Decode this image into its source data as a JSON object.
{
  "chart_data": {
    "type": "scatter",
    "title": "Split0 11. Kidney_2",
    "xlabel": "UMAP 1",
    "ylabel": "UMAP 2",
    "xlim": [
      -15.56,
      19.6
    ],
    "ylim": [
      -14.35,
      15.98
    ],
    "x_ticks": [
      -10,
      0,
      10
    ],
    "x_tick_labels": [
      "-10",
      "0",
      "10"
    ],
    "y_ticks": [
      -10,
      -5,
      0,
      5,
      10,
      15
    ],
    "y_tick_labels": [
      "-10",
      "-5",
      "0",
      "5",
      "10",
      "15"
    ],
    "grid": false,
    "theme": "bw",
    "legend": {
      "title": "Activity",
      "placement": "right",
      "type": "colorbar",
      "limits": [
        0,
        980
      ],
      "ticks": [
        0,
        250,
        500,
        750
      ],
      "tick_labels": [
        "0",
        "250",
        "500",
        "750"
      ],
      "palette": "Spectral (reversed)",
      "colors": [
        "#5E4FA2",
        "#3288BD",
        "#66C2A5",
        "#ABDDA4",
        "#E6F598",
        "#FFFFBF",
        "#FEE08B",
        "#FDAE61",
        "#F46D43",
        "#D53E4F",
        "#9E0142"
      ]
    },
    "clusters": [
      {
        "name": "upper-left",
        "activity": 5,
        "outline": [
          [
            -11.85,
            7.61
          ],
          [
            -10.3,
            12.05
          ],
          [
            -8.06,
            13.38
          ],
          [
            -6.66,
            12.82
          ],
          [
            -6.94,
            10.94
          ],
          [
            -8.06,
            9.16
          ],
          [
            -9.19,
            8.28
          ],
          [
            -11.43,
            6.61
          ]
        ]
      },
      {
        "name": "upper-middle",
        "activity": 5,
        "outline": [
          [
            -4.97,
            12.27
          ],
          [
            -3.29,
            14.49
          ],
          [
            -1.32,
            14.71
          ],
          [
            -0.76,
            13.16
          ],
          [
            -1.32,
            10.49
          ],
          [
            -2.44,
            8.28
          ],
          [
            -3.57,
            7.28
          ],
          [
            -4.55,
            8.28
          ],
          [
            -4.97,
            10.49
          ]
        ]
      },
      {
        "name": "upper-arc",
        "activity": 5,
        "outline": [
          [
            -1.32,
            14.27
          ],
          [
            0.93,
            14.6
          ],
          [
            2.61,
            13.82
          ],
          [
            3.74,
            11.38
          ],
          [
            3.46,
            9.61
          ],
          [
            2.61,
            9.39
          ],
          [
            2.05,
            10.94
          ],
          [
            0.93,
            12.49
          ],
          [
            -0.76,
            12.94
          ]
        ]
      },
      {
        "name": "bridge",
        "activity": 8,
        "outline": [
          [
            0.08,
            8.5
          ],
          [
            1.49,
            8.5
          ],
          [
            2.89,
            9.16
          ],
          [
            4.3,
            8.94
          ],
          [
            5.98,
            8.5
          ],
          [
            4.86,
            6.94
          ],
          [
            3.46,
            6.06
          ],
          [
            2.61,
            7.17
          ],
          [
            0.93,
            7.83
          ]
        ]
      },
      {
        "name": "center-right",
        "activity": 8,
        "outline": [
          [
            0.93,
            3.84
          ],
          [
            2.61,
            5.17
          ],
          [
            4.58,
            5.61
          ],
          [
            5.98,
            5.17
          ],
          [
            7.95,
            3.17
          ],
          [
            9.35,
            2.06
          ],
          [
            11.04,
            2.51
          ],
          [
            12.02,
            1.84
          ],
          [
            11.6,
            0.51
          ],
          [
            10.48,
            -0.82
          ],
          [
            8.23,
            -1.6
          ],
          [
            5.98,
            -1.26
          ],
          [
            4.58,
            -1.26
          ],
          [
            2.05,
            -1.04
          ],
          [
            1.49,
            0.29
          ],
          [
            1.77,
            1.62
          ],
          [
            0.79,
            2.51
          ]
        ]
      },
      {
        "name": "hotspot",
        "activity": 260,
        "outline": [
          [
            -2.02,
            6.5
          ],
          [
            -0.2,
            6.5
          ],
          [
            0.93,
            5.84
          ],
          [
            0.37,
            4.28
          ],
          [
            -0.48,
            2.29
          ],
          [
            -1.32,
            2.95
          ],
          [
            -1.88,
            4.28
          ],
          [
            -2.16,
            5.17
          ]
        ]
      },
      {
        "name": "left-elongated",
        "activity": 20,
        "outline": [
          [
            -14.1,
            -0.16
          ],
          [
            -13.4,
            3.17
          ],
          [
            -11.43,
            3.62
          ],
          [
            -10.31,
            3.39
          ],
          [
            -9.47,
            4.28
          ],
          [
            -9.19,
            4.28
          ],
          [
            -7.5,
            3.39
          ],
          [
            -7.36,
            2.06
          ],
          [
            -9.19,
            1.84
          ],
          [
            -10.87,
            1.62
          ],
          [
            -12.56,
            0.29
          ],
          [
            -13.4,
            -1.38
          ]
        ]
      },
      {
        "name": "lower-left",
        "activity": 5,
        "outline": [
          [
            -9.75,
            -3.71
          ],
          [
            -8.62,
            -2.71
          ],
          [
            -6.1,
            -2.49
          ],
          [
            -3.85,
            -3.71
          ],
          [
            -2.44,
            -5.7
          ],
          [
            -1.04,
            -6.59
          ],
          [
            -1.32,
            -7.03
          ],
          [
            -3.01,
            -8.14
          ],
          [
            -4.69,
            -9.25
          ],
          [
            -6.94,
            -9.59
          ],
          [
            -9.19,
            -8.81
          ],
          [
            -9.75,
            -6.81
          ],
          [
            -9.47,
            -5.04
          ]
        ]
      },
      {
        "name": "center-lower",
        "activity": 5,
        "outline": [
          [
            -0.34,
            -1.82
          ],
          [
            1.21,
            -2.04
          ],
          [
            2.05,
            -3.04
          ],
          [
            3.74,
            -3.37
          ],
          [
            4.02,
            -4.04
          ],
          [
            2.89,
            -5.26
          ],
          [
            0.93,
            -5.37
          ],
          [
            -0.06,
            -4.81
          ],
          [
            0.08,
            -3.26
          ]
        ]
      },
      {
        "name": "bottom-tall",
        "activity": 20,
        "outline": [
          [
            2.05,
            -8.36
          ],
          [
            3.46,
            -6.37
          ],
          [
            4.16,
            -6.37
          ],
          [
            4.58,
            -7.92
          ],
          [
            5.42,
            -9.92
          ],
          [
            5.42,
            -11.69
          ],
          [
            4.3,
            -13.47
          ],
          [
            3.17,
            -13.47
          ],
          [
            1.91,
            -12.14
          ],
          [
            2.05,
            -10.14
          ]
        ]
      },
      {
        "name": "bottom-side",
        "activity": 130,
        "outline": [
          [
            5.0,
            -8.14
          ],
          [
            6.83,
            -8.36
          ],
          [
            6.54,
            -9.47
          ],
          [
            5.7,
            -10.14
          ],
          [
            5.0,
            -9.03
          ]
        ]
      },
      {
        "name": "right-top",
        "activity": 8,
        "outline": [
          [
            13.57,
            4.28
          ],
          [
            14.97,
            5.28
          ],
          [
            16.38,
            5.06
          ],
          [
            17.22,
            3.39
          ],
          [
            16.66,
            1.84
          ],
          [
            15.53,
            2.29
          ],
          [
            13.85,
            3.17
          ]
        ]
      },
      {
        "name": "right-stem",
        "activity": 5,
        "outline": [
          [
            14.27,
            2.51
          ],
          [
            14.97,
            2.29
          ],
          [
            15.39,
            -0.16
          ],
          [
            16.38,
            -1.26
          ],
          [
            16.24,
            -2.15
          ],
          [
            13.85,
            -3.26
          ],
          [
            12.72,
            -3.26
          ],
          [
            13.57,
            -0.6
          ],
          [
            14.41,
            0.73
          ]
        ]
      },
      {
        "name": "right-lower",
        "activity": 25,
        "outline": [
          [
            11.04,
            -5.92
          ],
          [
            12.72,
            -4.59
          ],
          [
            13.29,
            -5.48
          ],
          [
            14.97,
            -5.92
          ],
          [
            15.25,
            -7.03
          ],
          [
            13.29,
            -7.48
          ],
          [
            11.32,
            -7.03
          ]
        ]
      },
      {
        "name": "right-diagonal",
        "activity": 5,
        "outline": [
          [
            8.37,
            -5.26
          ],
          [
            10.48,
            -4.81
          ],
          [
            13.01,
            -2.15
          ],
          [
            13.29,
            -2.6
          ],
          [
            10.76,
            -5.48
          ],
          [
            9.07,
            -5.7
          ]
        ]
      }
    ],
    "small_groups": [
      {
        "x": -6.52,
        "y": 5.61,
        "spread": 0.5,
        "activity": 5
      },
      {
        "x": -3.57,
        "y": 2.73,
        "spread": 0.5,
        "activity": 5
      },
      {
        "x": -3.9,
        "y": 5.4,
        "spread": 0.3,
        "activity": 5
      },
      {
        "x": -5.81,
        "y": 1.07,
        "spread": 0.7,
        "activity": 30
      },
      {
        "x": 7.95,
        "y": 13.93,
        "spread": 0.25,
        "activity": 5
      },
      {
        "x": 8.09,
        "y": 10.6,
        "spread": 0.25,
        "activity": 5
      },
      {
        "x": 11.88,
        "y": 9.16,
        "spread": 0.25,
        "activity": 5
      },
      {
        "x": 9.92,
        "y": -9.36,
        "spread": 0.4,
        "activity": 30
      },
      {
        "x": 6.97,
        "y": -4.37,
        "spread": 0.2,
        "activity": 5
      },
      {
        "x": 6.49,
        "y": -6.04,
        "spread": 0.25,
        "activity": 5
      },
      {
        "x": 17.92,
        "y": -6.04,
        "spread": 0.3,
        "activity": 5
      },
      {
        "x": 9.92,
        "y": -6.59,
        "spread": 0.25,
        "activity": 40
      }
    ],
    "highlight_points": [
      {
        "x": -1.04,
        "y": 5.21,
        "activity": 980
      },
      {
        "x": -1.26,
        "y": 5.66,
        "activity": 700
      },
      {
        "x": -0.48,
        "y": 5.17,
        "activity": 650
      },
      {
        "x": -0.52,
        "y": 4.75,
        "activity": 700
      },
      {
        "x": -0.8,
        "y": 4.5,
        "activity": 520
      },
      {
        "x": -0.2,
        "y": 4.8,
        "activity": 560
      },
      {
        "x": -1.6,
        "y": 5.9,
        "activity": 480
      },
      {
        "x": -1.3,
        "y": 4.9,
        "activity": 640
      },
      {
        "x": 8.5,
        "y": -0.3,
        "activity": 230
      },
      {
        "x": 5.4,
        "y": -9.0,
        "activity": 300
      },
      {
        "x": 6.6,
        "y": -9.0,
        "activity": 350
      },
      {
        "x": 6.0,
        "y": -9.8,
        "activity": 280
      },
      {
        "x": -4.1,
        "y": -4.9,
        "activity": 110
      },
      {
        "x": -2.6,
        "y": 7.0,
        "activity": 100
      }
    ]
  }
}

==========

* Required task:
Identify every line above with the string "right" in it. Copy those lines.

* Output:
      "placement": "right",
        "name": "center-right",
        "name": "right-top",
        "name": "right-stem",
        "name": "right-lower",
        "name": "right-diagonal",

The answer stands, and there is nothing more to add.